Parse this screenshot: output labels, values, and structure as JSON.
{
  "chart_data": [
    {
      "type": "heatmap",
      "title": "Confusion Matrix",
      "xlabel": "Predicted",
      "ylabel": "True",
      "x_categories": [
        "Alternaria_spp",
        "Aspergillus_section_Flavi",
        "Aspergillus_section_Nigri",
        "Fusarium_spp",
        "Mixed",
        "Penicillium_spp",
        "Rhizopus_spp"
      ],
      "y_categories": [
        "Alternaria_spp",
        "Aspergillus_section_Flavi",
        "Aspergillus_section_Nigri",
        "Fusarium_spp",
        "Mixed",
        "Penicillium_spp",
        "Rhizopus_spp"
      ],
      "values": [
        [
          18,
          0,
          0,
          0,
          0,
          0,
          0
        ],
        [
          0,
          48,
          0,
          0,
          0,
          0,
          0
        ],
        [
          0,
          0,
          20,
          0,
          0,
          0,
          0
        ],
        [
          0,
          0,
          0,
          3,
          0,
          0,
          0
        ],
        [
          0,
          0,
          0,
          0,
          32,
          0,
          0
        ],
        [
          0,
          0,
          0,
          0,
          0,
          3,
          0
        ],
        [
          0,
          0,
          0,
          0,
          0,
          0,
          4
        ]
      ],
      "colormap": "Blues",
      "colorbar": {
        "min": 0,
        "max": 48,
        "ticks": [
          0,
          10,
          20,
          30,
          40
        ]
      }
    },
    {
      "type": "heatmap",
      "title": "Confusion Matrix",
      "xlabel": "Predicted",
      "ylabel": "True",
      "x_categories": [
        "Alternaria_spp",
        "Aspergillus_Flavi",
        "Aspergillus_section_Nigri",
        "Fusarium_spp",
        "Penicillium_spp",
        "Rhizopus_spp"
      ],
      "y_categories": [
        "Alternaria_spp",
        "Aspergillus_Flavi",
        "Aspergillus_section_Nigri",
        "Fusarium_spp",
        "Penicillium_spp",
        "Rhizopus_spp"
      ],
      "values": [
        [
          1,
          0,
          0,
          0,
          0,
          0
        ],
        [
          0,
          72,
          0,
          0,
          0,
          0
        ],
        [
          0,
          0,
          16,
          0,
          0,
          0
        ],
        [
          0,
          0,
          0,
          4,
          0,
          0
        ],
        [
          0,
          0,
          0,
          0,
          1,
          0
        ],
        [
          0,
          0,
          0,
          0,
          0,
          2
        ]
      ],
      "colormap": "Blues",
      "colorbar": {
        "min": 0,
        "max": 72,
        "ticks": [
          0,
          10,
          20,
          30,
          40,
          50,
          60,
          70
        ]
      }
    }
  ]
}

■ ■ ■ ■ ■

OBJECTIVE.
Every line above should be written out again exactly as it stands.

ANSWER TO THE TASK.
Parse this screenshot: output labels, values, and structure as JSON.
{
  "chart_data": [
    {
      "type": "heatmap",
      "title": "Confusion Matrix",
      "xlabel": "Predicted",
      "ylabel": "True",
      "x_categories": [
        "Alternaria_spp",
        "Aspergillus_section_Flavi",
        "Aspergillus_section_Nigri",
        "Fusarium_spp",
        "Mixed",
        "Penicillium_spp",
        "Rhizopus_spp"
      ],
      "y_categories": [
        "Alternaria_spp",
        "Aspergillus_section_Flavi",
        "Aspergillus_section_Nigri",
        "Fusarium_spp",
        "Mixed",
        "Penicillium_spp",
        "Rhizopus_spp"
      ],
      "values": [
        [
          18,
          0,
          0,
          0,
          0,
          0,
          0
        ],
        [
          0,
          48,
          0,
          0,
          0,
          0,
          0
        ],
        [
          0,
          0,
          20,
          0,
          0,
          0,
          0
        ],
        [
          0,
          0,
          0,
          3,
          0,
          0,
          0
        ],
        [
          0,
          0,
          0,
          0,
          32,
          0,
          0
        ],
        [
          0,
          0,
          0,
          0,
          0,
          3,
          0
        ],
        [
          0,
          0,
          0,
          0,
          0,
          0,
          4
        ]
      ],
      "colormap": "Blues",
      "colorbar": {
        "min": 0,
        "max": 48,
        "ticks": [
          0,
          10,
          20,
          30,
          40
        ]
      }
    },
    {
      "type": "heatmap",
      "title": "Confusion Matrix",
      "xlabel": "Predicted",
      "ylabel": "True",
      "x_categories": [
        "Alternaria_spp",
        "Aspergillus_Flavi",
        "Aspergillus_section_Nigri",
        "Fusarium_spp",
        "Penicillium_spp",
        "Rhizopus_spp"
      ],
      "y_categories": [
        "Alternaria_spp",
        "Aspergillus_Flavi",
        "Aspergillus_section_Nigri",
        "Fusarium_spp",
        "Penicillium_spp",
        "Rhizopus_spp"
      ],
      "values": [
        [
          1,
          0,
          0,
          0,
          0,
          0
        ],
        [
          0,
          72,
          0,
          0,
          0,
          0
        ],
        [
          0,
          0,
          16,
          0,
          0,
          0
        ],
        [
          0,
          0,
          0,
          4,
          0,
          0
        ],
        [
          0,
          0,
          0,
          0,
          1,
          0
        ],
        [
          0,
          0,
          0,
          0,
          0,
          2
        ]
      ],
      "colormap": "Blues",
      "colorbar": {
        "min": 0,
        "max": 72,
        "ticks": [
          0,
          10,
          20,
          30,
          40,
          50,
          60,
          70
        ]
      }
    }
  ]
}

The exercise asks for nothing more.